▸ **Exercise prompt**:
Find the string "total" in the data, then copy every line where it is found.

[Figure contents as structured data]
——
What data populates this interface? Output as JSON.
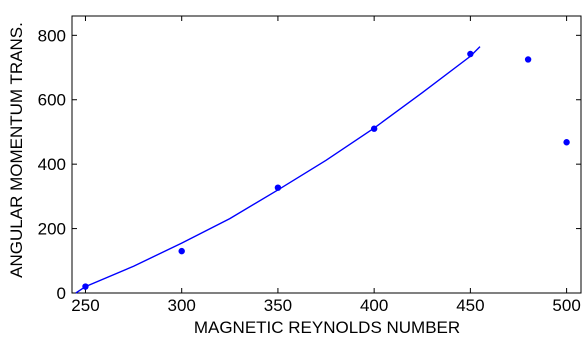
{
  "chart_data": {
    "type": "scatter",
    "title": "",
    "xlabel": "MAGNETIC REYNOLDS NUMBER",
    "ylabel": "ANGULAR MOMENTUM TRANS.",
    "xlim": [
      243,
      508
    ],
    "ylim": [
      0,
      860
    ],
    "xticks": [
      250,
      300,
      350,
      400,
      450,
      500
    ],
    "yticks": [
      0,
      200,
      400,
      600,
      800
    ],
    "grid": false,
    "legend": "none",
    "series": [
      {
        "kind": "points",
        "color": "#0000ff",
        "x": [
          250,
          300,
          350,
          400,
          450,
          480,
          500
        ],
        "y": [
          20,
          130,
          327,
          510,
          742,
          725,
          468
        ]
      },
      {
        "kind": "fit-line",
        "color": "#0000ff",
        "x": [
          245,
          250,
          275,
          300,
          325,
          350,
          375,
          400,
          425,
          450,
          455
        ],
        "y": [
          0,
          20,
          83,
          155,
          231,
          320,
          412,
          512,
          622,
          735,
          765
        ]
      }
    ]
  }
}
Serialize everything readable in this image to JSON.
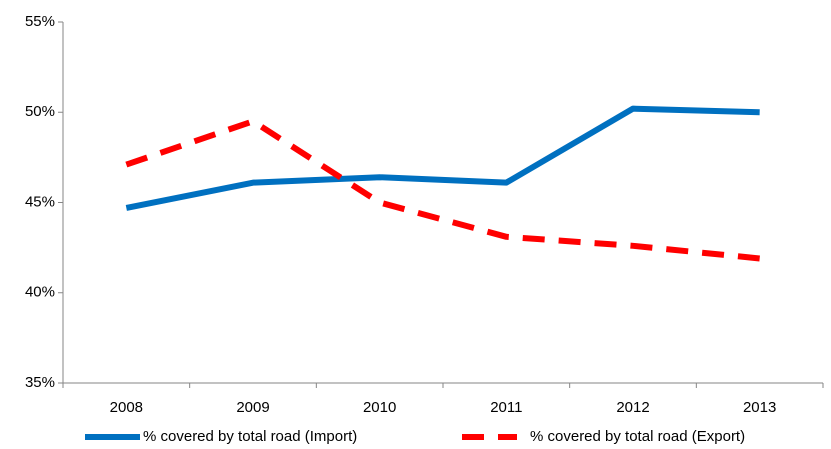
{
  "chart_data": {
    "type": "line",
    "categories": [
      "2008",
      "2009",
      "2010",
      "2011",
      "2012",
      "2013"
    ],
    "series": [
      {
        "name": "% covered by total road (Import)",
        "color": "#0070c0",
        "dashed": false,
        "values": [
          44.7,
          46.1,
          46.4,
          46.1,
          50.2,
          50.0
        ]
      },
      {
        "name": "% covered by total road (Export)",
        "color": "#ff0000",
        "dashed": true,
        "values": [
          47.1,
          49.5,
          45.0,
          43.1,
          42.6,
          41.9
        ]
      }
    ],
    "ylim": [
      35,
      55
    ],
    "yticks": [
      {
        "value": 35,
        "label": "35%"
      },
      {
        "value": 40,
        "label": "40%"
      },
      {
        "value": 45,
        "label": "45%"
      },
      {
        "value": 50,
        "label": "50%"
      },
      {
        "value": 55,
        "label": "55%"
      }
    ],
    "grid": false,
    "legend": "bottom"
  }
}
——
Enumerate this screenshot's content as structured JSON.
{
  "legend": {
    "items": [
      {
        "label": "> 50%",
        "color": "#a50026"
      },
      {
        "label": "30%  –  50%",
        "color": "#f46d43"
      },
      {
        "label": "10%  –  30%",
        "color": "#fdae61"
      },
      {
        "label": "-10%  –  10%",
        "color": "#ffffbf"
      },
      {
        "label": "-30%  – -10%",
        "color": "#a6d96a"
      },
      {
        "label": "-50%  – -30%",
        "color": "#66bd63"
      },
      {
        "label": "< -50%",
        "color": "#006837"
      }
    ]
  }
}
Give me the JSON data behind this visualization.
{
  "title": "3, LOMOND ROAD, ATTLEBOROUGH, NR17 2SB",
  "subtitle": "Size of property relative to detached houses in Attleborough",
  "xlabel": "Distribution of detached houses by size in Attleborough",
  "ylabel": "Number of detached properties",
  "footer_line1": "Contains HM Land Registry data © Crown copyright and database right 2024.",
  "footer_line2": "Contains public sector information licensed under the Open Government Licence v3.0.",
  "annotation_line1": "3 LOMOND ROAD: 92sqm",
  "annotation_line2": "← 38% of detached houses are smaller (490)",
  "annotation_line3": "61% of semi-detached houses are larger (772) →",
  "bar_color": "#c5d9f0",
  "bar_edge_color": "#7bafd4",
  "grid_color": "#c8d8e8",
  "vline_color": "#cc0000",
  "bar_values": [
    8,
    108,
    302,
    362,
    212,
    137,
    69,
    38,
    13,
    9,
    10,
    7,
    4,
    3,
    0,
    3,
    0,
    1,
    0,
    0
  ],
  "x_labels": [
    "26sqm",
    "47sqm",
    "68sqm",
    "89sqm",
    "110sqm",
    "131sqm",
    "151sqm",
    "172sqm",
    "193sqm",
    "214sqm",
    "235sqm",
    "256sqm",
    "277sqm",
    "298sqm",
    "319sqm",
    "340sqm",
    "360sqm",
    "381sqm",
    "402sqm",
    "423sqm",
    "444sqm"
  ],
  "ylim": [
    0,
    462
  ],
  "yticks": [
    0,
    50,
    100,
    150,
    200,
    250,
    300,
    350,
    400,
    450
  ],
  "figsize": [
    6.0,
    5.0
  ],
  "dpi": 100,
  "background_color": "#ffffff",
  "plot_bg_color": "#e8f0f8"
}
——
▸ **Complete response**:
        "name": "% covered by total road (Import)",
        "name": "% covered by total road (Export)",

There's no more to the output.